#### [WORK REQUIRED]
Reproduce exactly the lines from the one containing "Type out the text in this image." through the last line of the data, both ends included.
--------
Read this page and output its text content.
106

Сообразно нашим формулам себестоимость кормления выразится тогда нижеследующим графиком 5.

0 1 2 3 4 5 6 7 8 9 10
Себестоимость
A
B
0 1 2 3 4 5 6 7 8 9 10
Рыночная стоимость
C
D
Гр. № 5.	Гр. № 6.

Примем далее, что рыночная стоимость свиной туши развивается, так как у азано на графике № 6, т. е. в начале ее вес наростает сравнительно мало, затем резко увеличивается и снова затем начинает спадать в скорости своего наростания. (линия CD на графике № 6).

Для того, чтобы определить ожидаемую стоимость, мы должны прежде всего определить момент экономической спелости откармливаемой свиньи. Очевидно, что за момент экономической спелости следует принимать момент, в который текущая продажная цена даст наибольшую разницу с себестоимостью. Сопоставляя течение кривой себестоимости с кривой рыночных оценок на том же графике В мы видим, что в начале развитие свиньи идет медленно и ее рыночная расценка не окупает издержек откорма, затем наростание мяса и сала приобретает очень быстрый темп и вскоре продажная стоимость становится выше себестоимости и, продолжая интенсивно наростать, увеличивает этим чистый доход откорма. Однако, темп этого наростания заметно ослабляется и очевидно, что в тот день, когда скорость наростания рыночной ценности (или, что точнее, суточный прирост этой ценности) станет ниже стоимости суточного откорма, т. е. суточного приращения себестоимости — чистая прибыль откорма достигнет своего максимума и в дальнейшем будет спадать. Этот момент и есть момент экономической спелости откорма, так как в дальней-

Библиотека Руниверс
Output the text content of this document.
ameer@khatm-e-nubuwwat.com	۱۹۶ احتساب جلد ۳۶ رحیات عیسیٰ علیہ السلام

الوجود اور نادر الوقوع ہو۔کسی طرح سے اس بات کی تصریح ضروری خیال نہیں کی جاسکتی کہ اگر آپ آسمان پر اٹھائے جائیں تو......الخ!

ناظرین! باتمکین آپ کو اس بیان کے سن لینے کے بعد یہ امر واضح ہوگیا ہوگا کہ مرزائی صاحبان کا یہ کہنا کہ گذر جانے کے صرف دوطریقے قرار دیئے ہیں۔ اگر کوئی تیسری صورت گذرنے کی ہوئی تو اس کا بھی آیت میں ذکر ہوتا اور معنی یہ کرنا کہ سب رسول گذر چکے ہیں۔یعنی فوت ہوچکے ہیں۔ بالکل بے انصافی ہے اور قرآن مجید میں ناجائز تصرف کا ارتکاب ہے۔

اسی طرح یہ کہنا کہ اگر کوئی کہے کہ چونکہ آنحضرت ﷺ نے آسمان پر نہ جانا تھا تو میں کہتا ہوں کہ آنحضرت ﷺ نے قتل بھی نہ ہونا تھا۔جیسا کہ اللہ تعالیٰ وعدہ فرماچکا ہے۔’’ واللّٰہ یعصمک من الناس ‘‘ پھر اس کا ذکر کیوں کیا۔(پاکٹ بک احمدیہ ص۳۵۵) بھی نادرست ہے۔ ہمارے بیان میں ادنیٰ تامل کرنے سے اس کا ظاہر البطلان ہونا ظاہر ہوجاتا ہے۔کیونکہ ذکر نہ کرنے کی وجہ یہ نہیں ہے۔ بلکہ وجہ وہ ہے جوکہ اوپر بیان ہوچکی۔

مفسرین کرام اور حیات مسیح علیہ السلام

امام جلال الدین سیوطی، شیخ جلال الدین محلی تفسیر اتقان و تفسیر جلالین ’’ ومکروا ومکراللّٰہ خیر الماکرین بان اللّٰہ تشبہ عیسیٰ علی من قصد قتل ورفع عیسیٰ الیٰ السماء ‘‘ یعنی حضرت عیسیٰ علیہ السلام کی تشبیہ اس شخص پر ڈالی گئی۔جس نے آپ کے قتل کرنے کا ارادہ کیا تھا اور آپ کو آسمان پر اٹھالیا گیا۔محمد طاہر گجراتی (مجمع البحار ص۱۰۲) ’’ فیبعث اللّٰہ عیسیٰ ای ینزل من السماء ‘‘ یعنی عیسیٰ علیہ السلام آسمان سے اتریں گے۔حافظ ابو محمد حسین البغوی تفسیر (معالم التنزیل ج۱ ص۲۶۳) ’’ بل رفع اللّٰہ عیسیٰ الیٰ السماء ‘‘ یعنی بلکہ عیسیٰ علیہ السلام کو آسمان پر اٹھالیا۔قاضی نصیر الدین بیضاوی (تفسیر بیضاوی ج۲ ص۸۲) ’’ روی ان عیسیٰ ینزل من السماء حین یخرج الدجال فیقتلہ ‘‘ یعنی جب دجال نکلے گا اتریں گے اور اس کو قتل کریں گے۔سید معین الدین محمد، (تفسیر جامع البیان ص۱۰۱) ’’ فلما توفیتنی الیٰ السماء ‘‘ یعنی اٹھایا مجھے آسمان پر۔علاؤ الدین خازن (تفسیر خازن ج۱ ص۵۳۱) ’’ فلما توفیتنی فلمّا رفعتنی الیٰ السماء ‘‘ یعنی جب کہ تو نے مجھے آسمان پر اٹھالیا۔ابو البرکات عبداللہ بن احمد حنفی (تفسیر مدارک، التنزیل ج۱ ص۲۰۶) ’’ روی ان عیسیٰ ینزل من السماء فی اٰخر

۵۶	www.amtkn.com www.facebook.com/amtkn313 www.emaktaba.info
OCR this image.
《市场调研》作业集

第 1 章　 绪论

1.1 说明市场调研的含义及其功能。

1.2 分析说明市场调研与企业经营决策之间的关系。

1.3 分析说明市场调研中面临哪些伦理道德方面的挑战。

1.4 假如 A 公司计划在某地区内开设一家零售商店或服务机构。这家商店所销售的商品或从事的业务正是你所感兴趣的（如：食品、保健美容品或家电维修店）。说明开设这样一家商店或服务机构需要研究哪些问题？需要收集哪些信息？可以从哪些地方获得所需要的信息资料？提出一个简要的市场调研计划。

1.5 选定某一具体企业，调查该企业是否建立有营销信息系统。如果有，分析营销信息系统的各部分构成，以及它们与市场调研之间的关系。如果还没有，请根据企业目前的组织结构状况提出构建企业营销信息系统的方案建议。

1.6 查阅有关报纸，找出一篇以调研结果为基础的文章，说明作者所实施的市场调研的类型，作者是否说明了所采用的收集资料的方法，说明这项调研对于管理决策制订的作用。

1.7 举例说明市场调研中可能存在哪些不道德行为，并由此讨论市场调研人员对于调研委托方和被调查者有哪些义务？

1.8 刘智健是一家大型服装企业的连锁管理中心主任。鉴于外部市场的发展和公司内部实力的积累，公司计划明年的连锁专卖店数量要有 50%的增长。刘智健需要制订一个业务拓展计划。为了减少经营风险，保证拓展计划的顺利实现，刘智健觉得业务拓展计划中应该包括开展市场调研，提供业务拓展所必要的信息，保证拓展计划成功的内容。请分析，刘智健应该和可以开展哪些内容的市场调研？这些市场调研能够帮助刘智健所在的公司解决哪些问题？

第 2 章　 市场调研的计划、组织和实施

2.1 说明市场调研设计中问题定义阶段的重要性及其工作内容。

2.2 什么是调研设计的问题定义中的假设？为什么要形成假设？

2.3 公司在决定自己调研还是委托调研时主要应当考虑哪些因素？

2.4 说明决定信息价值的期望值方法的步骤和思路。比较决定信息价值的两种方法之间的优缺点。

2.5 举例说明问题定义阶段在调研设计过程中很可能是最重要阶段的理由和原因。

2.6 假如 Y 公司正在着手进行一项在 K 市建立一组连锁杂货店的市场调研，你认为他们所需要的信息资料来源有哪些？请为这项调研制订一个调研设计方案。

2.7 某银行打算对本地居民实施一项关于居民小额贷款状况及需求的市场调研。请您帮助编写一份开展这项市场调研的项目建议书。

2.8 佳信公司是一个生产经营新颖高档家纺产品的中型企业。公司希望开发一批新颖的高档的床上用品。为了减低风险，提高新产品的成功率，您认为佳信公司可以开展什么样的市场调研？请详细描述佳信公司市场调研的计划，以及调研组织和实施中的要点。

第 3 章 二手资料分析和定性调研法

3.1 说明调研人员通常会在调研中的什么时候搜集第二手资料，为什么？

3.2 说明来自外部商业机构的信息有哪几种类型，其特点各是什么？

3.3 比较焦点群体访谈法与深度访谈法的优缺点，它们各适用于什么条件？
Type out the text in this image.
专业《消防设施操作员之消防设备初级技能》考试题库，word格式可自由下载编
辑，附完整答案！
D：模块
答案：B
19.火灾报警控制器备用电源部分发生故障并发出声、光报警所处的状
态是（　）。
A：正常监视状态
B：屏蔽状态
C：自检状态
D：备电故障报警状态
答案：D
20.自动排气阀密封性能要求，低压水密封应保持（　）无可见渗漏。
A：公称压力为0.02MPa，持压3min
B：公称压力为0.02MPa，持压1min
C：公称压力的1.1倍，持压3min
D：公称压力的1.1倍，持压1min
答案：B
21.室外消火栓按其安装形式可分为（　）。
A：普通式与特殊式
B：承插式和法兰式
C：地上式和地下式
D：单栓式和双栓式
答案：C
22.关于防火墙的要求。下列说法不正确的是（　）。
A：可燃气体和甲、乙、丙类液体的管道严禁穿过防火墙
--------
#### [TASK OUTPUT]
Type out the text in this image.
专业《消防设施操作员之消防设备初级技能》考试题库，word格式可自由下载编
辑，附完整答案！
D：模块
答案：B
19.火灾报警控制器备用电源部分发生故障并发出声、光报警所处的状
态是（　）。
A：正常监视状态
B：屏蔽状态
C：自检状态
D：备电故障报警状态
答案：D
20.自动排气阀密封性能要求，低压水密封应保持（　）无可见渗漏。
A：公称压力为0.02MPa，持压3min
B：公称压力为0.02MPa，持压1min
C：公称压力的1.1倍，持压3min
D：公称压力的1.1倍，持压1min
答案：B
21.室外消火栓按其安装形式可分为（　）。
A：普通式与特殊式
B：承插式和法兰式
C：地上式和地下式
D：单栓式和双栓式
答案：C
22.关于防火墙的要求。下列说法不正确的是（　）。
A：可燃气体和甲、乙、丙类液体的管道严禁穿过防火墙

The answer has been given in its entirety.